## What you should do
Print every entry below again exactly as written, skipping the pictures.

## Data under study
+---+

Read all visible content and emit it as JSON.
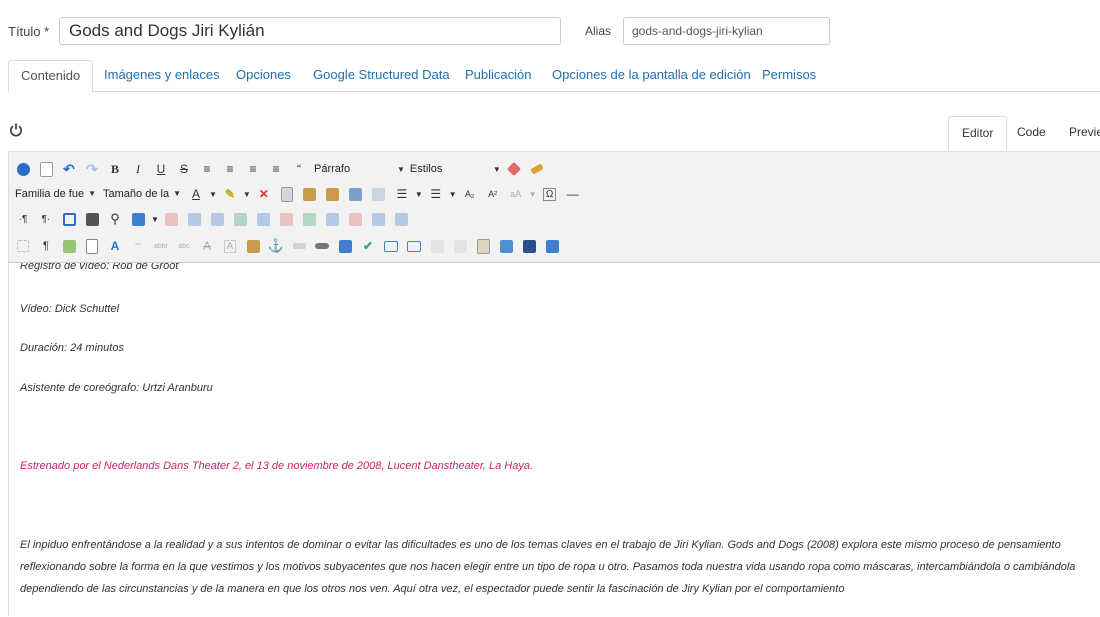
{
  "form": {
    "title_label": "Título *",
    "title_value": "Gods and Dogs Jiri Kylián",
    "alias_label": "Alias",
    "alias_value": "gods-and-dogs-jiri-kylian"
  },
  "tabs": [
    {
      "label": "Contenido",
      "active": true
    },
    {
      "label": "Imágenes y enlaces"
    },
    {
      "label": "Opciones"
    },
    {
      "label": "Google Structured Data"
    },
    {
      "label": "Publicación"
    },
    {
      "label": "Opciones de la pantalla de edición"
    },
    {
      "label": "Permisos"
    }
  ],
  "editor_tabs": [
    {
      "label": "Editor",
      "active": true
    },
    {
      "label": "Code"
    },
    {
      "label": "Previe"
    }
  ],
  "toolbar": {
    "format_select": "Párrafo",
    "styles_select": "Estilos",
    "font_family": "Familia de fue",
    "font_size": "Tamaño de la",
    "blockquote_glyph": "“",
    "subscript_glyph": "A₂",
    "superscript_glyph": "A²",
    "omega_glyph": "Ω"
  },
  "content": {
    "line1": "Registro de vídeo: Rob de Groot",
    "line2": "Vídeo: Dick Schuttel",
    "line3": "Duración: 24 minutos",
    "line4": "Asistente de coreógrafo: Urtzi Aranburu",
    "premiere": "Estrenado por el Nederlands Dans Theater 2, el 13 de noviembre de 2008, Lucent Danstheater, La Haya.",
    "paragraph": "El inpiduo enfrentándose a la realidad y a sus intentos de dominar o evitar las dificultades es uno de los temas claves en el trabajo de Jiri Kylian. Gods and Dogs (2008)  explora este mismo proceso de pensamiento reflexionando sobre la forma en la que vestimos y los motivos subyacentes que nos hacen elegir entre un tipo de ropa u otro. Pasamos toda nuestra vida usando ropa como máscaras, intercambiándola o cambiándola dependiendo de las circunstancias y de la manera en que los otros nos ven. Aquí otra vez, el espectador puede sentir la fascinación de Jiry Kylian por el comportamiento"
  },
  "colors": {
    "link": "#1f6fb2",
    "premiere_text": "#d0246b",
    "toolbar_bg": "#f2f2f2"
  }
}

+---+

## Answer to this problem
Read all visible content and emit it as JSON.
{
  "form": {
    "title_label": "Título *",
    "title_value": "Gods and Dogs Jiri Kylián",
    "alias_label": "Alias",
    "alias_value": "gods-and-dogs-jiri-kylian"
  },
  "tabs": [
    {
      "label": "Contenido",
      "active": true
    },
    {
      "label": "Imágenes y enlaces"
    },
    {
      "label": "Opciones"
    },
    {
      "label": "Google Structured Data"
    },
    {
      "label": "Publicación"
    },
    {
      "label": "Opciones de la pantalla de edición"
    },
    {
      "label": "Permisos"
    }
  ],
  "editor_tabs": [
    {
      "label": "Editor",
      "active": true
    },
    {
      "label": "Code"
    },
    {
      "label": "Previe"
    }
  ],
  "toolbar": {
    "format_select": "Párrafo",
    "styles_select": "Estilos",
    "font_family": "Familia de fue",
    "font_size": "Tamaño de la",
    "blockquote_glyph": "“",
    "subscript_glyph": "A₂",
    "superscript_glyph": "A²",
    "omega_glyph": "Ω"
  },
  "content": {
    "line1": "Registro de vídeo: Rob de Groot",
    "line2": "Vídeo: Dick Schuttel",
    "line3": "Duración: 24 minutos",
    "line4": "Asistente de coreógrafo: Urtzi Aranburu",
    "premiere": "Estrenado por el Nederlands Dans Theater 2, el 13 de noviembre de 2008, Lucent Danstheater, La Haya.",
    "paragraph": "El inpiduo enfrentándose a la realidad y a sus intentos de dominar o evitar las dificultades es uno de los temas claves en el trabajo de Jiri Kylian. Gods and Dogs (2008)  explora este mismo proceso de pensamiento reflexionando sobre la forma en la que vestimos y los motivos subyacentes que nos hacen elegir entre un tipo de ropa u otro. Pasamos toda nuestra vida usando ropa como máscaras, intercambiándola o cambiándola dependiendo de las circunstancias y de la manera en que los otros nos ven. Aquí otra vez, el espectador puede sentir la fascinación de Jiry Kylian por el comportamiento"
  },
  "colors": {
    "link": "#1f6fb2",
    "premiere_text": "#d0246b",
    "toolbar_bg": "#f2f2f2"
  }
}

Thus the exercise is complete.